> WHAT YOU NEED TO DO:
Of the lines below, count those containing the word "document". Reply with the number alone.

[BEGIN LISTED ENTRIES]

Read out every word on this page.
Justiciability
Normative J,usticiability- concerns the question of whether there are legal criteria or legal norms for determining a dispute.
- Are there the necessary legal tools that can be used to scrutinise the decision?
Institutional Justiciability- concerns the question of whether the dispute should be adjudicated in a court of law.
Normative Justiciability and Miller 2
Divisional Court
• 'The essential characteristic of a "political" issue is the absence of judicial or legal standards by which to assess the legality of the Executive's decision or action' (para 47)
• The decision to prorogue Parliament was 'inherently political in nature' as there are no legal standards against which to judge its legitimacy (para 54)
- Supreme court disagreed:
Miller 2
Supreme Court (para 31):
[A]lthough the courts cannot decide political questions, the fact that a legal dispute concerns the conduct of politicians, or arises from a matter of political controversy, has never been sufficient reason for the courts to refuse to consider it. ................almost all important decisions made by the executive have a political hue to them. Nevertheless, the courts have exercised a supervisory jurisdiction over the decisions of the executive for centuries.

[END LISTED ENTRIES]
[BEGIN LISTED ENTRIES]

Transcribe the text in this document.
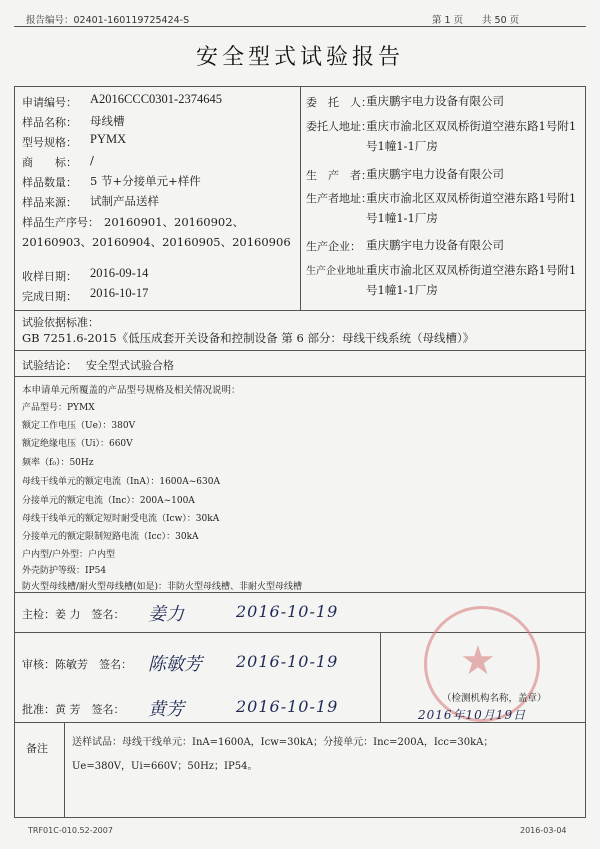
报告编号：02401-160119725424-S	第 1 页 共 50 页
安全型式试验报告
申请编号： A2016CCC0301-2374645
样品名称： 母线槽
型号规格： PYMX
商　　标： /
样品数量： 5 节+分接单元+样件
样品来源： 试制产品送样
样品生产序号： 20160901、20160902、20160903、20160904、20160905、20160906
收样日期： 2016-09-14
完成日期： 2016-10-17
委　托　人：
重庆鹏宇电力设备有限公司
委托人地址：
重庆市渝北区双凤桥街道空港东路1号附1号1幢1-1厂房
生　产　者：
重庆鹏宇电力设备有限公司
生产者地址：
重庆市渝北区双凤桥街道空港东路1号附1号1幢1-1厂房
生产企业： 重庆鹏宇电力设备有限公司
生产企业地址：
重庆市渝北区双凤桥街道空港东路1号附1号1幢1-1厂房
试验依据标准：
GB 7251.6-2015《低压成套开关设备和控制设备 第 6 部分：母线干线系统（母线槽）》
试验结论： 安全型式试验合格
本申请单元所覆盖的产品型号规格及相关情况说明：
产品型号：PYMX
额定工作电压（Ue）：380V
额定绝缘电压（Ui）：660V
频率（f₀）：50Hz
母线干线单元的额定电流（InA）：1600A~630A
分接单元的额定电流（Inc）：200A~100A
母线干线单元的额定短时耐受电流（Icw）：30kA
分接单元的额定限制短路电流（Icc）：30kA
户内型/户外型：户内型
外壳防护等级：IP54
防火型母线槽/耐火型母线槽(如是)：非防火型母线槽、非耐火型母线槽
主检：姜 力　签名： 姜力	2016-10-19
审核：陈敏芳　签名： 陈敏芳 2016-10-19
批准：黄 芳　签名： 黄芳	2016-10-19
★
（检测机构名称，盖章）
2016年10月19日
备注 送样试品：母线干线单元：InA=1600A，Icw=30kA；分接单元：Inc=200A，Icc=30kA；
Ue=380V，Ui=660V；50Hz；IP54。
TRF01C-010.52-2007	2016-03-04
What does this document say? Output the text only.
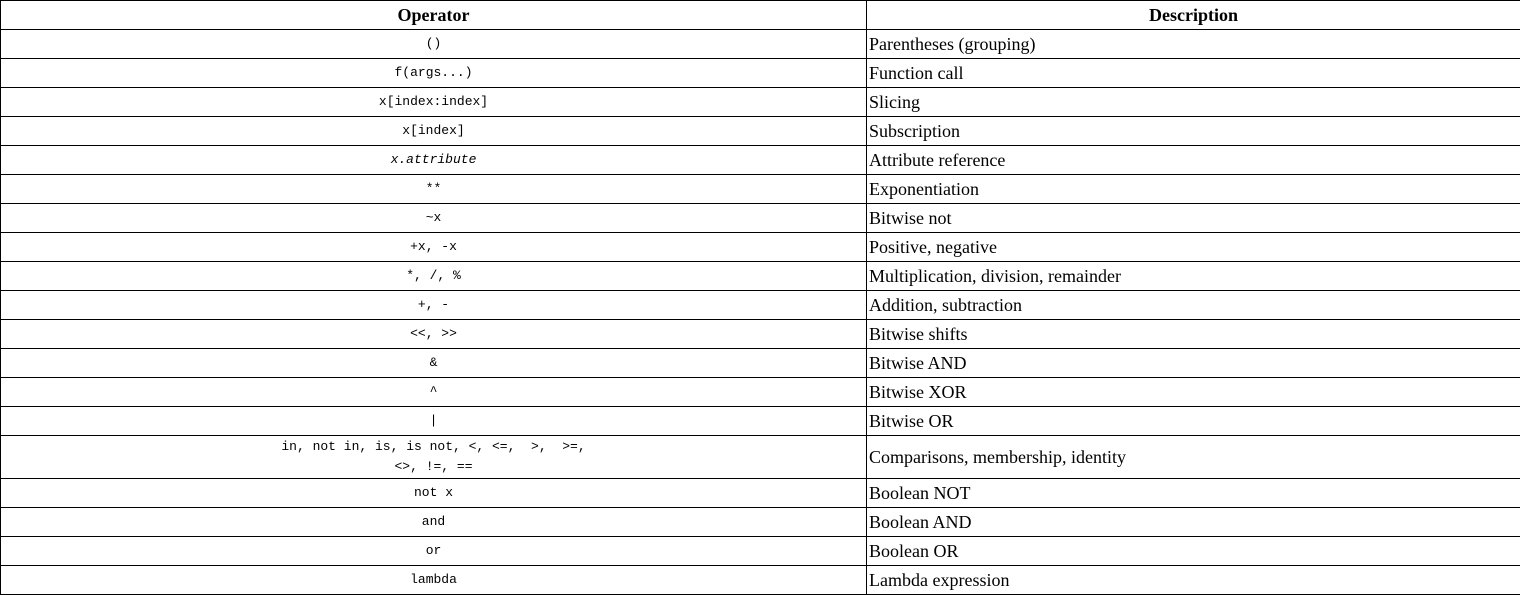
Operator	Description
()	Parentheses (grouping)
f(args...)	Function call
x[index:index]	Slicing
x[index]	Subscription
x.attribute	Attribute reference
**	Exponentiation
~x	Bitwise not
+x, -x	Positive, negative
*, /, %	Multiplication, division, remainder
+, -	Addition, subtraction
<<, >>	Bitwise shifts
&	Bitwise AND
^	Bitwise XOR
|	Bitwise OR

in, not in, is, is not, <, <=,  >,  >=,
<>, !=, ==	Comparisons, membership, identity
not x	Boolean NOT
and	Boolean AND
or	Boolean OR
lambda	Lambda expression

[END LISTED ENTRIES]
[BEGIN LISTED ENTRIES]

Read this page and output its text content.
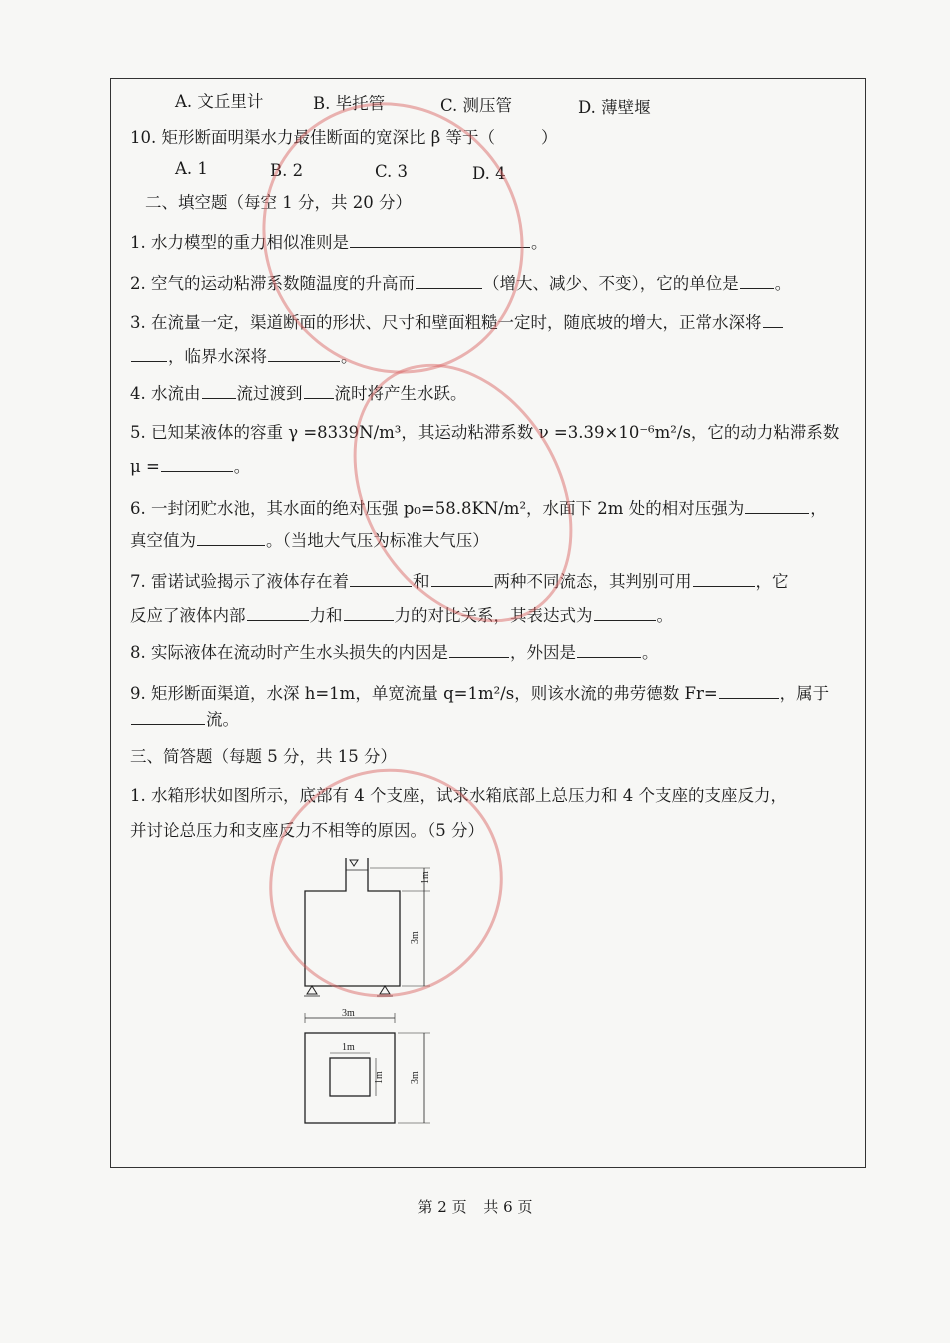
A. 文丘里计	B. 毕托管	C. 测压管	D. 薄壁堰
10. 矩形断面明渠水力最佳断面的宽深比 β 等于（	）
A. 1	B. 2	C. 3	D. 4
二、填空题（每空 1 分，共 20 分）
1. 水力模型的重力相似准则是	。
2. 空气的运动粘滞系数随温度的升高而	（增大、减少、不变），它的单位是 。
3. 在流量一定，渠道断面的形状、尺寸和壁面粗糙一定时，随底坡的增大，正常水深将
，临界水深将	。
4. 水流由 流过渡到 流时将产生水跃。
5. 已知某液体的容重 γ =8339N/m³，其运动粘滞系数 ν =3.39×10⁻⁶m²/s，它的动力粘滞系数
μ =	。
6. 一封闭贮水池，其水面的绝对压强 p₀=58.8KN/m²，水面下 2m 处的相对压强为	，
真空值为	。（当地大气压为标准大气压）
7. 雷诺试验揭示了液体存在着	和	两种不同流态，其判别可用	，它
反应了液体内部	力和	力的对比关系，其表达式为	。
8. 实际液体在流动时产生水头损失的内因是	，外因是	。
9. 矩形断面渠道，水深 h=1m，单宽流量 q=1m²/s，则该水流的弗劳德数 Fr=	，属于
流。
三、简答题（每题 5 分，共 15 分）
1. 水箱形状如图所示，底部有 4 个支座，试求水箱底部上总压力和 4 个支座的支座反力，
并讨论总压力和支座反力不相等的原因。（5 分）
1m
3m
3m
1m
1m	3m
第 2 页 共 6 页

[END LISTED ENTRIES]

> RESPONSE BELOW:
2